(Сохранённые записи)
'''

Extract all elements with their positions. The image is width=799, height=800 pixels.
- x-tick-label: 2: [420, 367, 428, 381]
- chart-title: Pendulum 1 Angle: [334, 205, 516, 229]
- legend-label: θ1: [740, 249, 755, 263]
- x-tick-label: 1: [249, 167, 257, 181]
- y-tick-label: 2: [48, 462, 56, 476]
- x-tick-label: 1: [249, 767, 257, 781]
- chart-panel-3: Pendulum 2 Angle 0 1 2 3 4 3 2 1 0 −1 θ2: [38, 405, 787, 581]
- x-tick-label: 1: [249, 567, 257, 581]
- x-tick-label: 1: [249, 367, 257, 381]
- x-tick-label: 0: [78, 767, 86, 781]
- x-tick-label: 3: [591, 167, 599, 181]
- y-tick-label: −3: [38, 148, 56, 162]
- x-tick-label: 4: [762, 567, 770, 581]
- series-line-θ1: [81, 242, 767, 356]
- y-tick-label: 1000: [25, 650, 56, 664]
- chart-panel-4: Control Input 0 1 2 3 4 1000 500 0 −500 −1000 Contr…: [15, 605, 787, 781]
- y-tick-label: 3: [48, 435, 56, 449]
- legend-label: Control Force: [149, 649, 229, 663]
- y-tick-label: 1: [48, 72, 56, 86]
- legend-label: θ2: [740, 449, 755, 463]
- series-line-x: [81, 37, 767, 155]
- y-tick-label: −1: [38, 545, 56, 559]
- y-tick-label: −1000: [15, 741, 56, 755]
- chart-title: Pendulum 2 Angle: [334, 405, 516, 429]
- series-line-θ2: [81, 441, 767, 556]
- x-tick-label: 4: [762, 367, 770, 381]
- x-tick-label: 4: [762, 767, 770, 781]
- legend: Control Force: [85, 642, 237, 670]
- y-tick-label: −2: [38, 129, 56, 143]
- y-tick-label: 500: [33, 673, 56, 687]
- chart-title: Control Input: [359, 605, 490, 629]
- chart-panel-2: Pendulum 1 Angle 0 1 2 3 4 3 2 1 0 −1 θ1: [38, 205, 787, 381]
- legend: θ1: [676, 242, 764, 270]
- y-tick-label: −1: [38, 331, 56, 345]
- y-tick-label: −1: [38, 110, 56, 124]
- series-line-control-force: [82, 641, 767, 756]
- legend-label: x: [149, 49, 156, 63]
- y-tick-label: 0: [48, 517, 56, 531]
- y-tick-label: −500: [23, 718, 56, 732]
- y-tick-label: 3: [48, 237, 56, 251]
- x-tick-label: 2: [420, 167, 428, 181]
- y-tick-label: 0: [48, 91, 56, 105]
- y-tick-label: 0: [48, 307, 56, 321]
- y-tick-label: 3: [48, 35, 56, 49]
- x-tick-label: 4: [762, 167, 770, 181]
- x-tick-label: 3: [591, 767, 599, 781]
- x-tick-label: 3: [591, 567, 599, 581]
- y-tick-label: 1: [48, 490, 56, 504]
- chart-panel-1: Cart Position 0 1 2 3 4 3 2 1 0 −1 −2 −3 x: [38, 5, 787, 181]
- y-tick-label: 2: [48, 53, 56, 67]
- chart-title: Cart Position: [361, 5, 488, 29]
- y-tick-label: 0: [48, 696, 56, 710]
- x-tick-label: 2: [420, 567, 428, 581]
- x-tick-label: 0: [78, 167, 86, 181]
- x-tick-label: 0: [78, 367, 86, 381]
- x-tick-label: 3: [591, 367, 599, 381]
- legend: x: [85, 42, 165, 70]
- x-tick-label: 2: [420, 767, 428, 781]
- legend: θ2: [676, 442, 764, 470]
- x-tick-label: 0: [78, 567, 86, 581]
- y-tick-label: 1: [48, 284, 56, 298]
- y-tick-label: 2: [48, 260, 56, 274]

'''
'''

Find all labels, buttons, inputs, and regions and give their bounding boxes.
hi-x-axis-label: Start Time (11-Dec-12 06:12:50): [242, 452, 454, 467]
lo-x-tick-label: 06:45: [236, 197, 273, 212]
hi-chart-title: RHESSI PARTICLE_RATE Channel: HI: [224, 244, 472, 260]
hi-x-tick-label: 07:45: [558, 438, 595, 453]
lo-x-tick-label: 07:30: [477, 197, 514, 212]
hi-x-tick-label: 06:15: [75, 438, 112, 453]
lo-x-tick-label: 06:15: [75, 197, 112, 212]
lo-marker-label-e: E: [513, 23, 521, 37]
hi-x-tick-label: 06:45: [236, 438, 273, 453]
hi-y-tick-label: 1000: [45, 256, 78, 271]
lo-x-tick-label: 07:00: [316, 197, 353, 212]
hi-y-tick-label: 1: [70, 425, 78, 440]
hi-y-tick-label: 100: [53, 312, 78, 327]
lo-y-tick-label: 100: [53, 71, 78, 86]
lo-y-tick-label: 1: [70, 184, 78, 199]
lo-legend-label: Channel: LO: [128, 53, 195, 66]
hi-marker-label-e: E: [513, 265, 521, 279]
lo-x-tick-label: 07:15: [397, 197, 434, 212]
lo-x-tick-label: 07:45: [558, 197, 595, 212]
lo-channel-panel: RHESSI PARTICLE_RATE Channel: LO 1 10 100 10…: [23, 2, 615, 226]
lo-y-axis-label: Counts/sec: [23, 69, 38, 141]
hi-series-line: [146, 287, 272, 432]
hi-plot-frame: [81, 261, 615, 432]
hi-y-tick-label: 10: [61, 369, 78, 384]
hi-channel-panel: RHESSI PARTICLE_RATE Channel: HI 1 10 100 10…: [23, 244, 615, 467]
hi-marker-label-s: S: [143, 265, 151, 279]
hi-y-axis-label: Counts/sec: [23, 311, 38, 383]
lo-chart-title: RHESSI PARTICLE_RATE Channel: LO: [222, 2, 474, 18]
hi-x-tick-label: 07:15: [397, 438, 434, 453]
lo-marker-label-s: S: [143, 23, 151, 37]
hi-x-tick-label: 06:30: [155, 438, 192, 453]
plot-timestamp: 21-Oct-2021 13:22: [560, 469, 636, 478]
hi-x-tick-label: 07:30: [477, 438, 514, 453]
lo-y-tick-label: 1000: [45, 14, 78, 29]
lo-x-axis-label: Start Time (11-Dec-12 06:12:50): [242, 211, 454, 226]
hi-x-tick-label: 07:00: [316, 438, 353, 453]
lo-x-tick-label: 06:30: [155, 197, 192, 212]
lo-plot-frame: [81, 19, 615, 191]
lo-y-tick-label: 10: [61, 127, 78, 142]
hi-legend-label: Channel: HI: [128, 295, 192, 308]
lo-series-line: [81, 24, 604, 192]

'''

-- УСЛОВИЕ ЗАДАНИЯ --
Перепишите без изменений строки записей, начиная со строки, в которой есть "Find all labels, buttons, inputs, and", и заканчивая строкой, в которой есть "lo-x-tick-label: 07:00: [316, 197, 353, 212]", включая обе эти строки.

-- РЕШЕНИЕ --
Find all labels, buttons, inputs, and regions and give their bounding boxes.
hi-x-axis-label: Start Time (11-Dec-12 06:12:50): [242, 452, 454, 467]
lo-x-tick-label: 06:45: [236, 197, 273, 212]
hi-chart-title: RHESSI PARTICLE_RATE Channel: HI: [224, 244, 472, 260]
hi-x-tick-label: 07:45: [558, 438, 595, 453]
lo-x-tick-label: 07:30: [477, 197, 514, 212]
hi-x-tick-label: 06:15: [75, 438, 112, 453]
lo-x-tick-label: 06:15: [75, 197, 112, 212]
lo-marker-label-e: E: [513, 23, 521, 37]
hi-x-tick-label: 06:45: [236, 438, 273, 453]
hi-y-tick-label: 1000: [45, 256, 78, 271]
lo-x-tick-label: 07:00: [316, 197, 353, 212]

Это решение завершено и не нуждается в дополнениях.